Excerpt:
== Segment start ==

So in some respects, not much has changed at all.

We like to look nice. And we like other people to notice when we do. Generally.

Sometimes when someone says I look nice, my first thought is ‘So you don’t think I look nice the rest of the time’. And then if I make an effort and no one comments or notices, I get annoyed and wonder why I’ve bothered. When it comes to appearance, I’m a complicated mix of issues and hang ups. Aren’t we all?

The more I think about all of this, the more confused I become. I’m conflicted about beauty. I want to say that appearance doesn’t matter, but it does. I was going to start using statements like ‘Most women think….’ and ‘Some women feel….’ but I’ve realised I can’t talk for any of you out there. I can only talk for myself. Maybe you will be able to identify with some of what I say. I’m going to be completely honest, which may shock and offend, but if you dig deep, you may recognise yourself in some of what I say.

I know that judging someone by their outward appearance alone dehumanises them. And yet I like looking at pictures of beautiful women. And men. It’s an aesthetic thing – the lighting, the angle, the setting, the clothes, the mood, the facial expression……it can be art.

six packSo where is the line to be drawn? Is there a line that should not be crossed? We know when we hear it or see it. Or speak it or think it. It makes us uncomfortable. Expressions like ‘Look at that. I would.’ That kind of thing. Giving marks out of ten. Assessing the bum or the boobs or the abs – ‘Look at that ass/those tits/that six pack.’ Objectifying. Seeing only a body and not the individual.

Maybe these paragraphs from the first chapter of Rob Bell’s book ‘Sex God’ will help –

Picture a group of high school boys standing by their lockers when a girl walks by. One of the boys asks ‘How do you rate that?’. They then take turns assigning numerical values tot he various parts of her anatomy, discussing in great detail how they evaluate her physical attributes.

This scenario happens all the time, all over the world, every day. It’s a pastime for some. There are television shows and websites and endless discussions all devoted to deciding who’s hot and who’s not. It’s an industry, a form of entertainment, a culture.

And it’s everywhere.

The problem is that ‘that’ is actually a ‘she’. A person. A woman. With a name, a history, with feelings. It seems harmless until you’re that girl – and then it hurts. It’s degrading. It’s violating. It does something to a person’s soul.

There is a way to see people differently. Do it differently. Think differently. Educate our children to see people differently. It’s God’s way. A way to value humanity over beauty, individuality over appearance.

It’s hard not to join in. Because we’re bombarded with the world’s way all day every day. Hard not to conform. It takes effort.

== Segment end ==

What to work on:
**1.** In the excerpt on beauty and appearance, the writer quotes paragraphs from the first chapter of which book?
**2.** Transcribe the part of the excerpt on beauty and appearance that begins at the words "Picture a group" and ends after the words "entertainment, a culture.".

Records:
== Segment start ==

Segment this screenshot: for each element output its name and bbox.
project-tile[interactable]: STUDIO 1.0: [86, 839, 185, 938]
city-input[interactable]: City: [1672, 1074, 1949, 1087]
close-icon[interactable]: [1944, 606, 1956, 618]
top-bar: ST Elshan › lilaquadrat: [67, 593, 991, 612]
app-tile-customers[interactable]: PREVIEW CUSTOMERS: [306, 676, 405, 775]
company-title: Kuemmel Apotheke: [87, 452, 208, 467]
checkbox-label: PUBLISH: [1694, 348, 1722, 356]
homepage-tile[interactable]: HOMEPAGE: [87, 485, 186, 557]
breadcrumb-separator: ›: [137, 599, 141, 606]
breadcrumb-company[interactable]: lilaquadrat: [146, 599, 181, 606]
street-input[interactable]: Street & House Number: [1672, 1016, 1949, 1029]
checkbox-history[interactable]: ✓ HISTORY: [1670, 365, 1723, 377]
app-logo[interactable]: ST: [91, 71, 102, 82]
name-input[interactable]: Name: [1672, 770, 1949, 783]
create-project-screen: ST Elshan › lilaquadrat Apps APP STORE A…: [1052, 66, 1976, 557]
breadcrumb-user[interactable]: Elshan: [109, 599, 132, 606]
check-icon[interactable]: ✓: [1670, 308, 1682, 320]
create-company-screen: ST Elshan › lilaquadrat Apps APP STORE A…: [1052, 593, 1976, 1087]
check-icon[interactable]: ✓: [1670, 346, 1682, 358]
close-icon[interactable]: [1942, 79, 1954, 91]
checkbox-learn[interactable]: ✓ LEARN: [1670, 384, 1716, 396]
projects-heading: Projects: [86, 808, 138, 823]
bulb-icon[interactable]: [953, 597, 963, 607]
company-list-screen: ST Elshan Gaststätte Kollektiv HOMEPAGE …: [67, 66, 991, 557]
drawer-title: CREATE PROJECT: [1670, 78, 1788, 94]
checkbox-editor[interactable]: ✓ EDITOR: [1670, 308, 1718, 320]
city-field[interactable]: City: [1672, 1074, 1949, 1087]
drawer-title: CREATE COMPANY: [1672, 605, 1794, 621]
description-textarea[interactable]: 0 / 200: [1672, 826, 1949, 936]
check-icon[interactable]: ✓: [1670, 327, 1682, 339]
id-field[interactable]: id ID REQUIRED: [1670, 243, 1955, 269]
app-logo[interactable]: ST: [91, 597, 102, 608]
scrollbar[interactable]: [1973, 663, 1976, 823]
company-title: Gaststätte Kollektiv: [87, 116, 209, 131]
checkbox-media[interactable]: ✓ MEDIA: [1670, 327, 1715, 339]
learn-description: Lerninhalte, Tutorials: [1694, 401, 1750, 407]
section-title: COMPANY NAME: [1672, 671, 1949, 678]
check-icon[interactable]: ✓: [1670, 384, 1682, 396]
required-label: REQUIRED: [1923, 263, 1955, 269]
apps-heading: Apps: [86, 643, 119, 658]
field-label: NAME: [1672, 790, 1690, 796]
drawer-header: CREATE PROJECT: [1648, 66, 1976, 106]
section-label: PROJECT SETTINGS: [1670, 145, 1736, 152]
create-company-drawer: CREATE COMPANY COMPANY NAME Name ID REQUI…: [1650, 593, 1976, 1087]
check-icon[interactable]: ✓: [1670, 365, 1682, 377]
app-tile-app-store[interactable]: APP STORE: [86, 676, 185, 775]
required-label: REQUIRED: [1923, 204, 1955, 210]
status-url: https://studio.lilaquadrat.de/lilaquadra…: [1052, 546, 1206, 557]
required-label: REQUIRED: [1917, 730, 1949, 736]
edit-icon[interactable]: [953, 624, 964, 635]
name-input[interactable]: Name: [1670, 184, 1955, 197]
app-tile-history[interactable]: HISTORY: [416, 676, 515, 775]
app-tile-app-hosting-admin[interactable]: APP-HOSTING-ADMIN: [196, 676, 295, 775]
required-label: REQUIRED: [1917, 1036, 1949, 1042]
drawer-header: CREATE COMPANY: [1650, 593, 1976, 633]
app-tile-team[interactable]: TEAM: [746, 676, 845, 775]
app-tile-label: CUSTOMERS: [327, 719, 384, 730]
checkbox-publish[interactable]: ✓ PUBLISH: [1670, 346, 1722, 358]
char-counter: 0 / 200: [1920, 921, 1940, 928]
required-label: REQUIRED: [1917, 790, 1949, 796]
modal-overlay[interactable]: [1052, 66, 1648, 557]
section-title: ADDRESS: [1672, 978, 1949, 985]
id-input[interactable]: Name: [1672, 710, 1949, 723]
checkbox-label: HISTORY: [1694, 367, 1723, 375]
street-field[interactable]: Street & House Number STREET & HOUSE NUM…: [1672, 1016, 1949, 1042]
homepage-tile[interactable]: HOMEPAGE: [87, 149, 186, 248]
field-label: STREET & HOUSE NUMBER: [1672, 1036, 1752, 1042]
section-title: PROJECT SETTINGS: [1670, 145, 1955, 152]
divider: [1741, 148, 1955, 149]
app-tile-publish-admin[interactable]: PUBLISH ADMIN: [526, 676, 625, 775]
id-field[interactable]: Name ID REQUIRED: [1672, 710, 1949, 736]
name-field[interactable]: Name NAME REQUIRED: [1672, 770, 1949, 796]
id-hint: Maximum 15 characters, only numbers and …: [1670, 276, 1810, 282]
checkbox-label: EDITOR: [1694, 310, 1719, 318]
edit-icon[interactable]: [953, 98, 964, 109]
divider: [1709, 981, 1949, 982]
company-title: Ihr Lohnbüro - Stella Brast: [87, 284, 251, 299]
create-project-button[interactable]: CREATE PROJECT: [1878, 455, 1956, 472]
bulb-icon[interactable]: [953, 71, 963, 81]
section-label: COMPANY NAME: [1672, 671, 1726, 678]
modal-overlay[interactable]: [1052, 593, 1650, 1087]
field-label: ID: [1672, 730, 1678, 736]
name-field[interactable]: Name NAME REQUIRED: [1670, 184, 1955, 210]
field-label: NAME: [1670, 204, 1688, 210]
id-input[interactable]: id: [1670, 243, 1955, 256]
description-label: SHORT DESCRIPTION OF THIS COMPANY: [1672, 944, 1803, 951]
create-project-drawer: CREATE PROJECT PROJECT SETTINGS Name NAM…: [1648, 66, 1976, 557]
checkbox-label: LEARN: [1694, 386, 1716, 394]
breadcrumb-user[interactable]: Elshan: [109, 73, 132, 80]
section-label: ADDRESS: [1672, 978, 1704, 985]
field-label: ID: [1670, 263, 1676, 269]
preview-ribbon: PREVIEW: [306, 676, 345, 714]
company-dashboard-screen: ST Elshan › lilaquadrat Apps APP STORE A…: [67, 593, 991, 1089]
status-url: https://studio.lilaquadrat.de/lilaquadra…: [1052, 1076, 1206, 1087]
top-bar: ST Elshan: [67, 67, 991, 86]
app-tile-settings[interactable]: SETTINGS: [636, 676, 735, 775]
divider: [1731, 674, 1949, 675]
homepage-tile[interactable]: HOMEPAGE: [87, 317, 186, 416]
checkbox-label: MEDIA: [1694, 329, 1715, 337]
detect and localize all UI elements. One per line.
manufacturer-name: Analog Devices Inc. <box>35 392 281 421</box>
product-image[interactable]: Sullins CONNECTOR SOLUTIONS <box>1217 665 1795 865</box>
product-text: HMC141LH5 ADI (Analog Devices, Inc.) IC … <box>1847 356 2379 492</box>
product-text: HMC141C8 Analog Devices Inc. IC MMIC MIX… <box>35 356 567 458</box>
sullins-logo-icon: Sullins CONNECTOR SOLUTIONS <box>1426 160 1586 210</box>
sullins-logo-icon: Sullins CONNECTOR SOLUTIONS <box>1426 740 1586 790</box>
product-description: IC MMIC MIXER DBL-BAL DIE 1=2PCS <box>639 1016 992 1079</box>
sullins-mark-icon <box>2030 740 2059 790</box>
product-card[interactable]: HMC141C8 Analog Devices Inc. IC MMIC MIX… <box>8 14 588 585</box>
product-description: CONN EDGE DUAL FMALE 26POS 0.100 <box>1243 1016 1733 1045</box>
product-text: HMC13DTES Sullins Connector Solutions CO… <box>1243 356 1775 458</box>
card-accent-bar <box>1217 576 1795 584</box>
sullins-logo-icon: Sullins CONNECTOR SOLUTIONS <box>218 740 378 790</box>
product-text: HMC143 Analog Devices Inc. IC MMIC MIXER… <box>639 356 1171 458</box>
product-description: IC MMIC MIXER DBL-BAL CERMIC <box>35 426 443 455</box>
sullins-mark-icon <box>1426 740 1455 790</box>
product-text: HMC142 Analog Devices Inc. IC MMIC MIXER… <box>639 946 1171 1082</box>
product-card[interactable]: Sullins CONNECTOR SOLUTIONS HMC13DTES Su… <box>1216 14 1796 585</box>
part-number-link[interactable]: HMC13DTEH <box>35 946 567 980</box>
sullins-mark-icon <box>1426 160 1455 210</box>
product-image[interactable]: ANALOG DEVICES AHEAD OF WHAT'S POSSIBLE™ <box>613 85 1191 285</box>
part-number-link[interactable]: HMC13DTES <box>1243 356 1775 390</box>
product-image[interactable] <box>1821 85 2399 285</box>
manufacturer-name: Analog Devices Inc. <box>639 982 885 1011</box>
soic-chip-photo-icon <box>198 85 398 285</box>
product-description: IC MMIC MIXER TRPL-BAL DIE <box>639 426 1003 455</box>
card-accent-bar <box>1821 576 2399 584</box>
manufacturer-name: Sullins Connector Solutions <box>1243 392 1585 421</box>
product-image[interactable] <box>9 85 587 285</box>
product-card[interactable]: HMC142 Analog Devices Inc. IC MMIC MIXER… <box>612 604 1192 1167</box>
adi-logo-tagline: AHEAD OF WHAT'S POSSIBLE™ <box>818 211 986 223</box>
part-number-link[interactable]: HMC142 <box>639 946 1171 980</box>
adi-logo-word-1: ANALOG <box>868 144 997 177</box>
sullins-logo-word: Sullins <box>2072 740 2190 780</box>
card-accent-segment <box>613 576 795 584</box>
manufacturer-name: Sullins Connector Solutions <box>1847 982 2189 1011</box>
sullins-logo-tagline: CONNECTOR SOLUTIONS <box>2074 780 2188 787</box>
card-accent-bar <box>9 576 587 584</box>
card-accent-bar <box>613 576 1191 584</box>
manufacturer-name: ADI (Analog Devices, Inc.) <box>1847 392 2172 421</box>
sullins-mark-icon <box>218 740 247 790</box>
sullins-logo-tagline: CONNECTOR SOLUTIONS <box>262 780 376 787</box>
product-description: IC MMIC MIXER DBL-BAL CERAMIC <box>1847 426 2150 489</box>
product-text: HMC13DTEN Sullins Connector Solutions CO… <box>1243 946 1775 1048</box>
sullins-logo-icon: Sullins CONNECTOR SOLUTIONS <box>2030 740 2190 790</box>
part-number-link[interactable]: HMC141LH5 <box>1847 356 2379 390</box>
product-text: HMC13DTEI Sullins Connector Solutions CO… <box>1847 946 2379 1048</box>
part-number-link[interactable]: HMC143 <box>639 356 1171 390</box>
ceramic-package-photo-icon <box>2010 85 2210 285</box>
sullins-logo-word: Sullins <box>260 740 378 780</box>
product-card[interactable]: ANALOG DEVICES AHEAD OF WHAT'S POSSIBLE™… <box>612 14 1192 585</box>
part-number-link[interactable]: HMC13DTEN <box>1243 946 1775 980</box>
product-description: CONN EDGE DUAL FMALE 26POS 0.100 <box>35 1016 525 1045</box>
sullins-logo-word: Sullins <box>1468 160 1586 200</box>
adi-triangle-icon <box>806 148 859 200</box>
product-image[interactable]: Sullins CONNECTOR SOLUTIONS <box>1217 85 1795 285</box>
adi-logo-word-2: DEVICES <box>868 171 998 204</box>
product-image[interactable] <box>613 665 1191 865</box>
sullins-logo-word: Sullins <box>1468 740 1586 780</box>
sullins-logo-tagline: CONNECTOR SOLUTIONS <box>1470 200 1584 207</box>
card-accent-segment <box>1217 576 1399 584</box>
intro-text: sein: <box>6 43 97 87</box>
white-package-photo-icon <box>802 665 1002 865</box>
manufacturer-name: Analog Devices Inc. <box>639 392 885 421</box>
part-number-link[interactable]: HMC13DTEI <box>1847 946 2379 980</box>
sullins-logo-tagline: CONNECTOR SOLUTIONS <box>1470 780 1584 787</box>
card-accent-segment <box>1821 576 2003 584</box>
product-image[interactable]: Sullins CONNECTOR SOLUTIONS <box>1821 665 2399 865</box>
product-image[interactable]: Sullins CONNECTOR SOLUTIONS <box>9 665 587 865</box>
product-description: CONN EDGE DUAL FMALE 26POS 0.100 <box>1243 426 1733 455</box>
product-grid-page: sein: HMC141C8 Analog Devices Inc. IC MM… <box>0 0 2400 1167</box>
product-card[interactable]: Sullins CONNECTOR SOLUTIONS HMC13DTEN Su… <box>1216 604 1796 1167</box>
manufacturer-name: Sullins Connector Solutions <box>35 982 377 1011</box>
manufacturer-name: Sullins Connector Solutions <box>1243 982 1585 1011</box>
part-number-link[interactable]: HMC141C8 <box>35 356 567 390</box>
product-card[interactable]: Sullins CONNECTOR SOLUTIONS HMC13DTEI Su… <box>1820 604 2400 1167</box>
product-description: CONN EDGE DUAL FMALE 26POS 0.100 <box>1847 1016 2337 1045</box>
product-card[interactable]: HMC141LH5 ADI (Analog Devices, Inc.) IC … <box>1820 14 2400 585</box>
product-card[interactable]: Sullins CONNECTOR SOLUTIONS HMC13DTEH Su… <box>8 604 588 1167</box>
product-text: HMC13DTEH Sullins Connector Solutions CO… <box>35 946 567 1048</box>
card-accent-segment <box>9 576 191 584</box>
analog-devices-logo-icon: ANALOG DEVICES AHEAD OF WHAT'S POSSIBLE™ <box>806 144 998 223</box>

== Segment end ==

Results for the exercise:
**1.** Rob Bell's book 'Sex God'

**2.**
Picture a group of high school boys standing by their lockers when a girl walks by. One of the boys asks ‘How do you rate that?’. They then take turns assigning numerical values tot he various parts of her anatomy, discussing in great detail how they evaluate her physical attributes.

This scenario happens all the time, all over the world, every day. It’s a pastime for some. There are television shows and websites and endless discussions all devoted to deciding who’s hot and who’s not. It’s an industry, a form of entertainment, a culture.